• Lines of data:

[Begin]

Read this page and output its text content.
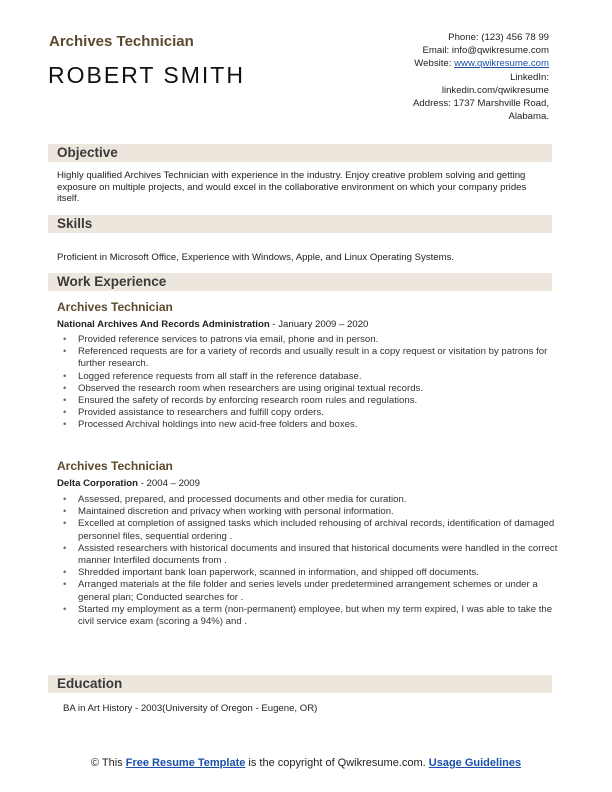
Archives Technician
ROBERT SMITH
Phone: (123) 456 78 99
Email: info@qwikresume.com
Website: www.qwikresume.com
LinkedIn:
linkedin.com/qwikresume
Address: 1737 Marshville Road,
Alabama.
Objective
Highly qualified Archives Technician with experience in the industry. Enjoy creative problem solving and getting exposure on multiple projects, and would excel in the collaborative environment on which your company prides itself.
Skills
Proficient in Microsoft Office, Experience with Windows, Apple, and Linux Operating Systems.
Work Experience
Archives Technician
National Archives And Records Administration - January 2009 – 2020
• Provided reference services to patrons via email, phone and in person.
• Referenced requests are for a variety of records and usually result in a copy request or visitation by patrons for further research.
• Logged reference requests from all staff in the reference database.
• Observed the research room when researchers are using original textual records.
• Ensured the safety of records by enforcing research room rules and regulations.
• Provided assistance to researchers and fulfill copy orders.
• Processed Archival holdings into new acid-free folders and boxes.
Archives Technician
Delta Corporation - 2004 – 2009
• Assessed, prepared, and processed documents and other media for curation.
• Maintained discretion and privacy when working with personal information.
• Excelled at completion of assigned tasks which included rehousing of archival records, identification of damaged personnel files, sequential ordering .
• Assisted researchers with historical documents and insured that historical documents were handled in the correct manner Interfiled documents from .
• Shredded important bank loan paperwork, scanned in information, and shipped off documents.
• Arranged materials at the file folder and series levels under predetermined arrangement schemes or under a general plan; Conducted searches for .
• Started my employment as a term (non-permanent) employee, but when my term expired, I was able to take the civil service exam (scoring a 94%) and .
Education
BA in Art History - 2003(University of Oregon - Eugene, OR)
© This Free Resume Template is the copyright of Qwikresume.com. Usage Guidelines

[End]

• Aim of the exercise: Quote the data above in full and without alteration; skip the pictures.

• Reply to the exercise:
Read this page and output its text content.
Archives Technician
ROBERT SMITH
Phone: (123) 456 78 99
Email: info@qwikresume.com
Website: www.qwikresume.com
LinkedIn:
linkedin.com/qwikresume
Address: 1737 Marshville Road,
Alabama.
Objective
Highly qualified Archives Technician with experience in the industry. Enjoy creative problem solving and getting exposure on multiple projects, and would excel in the collaborative environment on which your company prides itself.
Skills
Proficient in Microsoft Office, Experience with Windows, Apple, and Linux Operating Systems.
Work Experience
Archives Technician
National Archives And Records Administration - January 2009 – 2020
• Provided reference services to patrons via email, phone and in person.
• Referenced requests are for a variety of records and usually result in a copy request or visitation by patrons for further research.
• Logged reference requests from all staff in the reference database.
• Observed the research room when researchers are using original textual records.
• Ensured the safety of records by enforcing research room rules and regulations.
• Provided assistance to researchers and fulfill copy orders.
• Processed Archival holdings into new acid-free folders and boxes.
Archives Technician
Delta Corporation - 2004 – 2009
• Assessed, prepared, and processed documents and other media for curation.
• Maintained discretion and privacy when working with personal information.
• Excelled at completion of assigned tasks which included rehousing of archival records, identification of damaged personnel files, sequential ordering .
• Assisted researchers with historical documents and insured that historical documents were handled in the correct manner Interfiled documents from .
• Shredded important bank loan paperwork, scanned in information, and shipped off documents.
• Arranged materials at the file folder and series levels under predetermined arrangement schemes or under a general plan; Conducted searches for .
• Started my employment as a term (non-permanent) employee, but when my term expired, I was able to take the civil service exam (scoring a 94%) and .
Education
BA in Art History - 2003(University of Oregon - Eugene, OR)
© This Free Resume Template is the copyright of Qwikresume.com. Usage Guidelines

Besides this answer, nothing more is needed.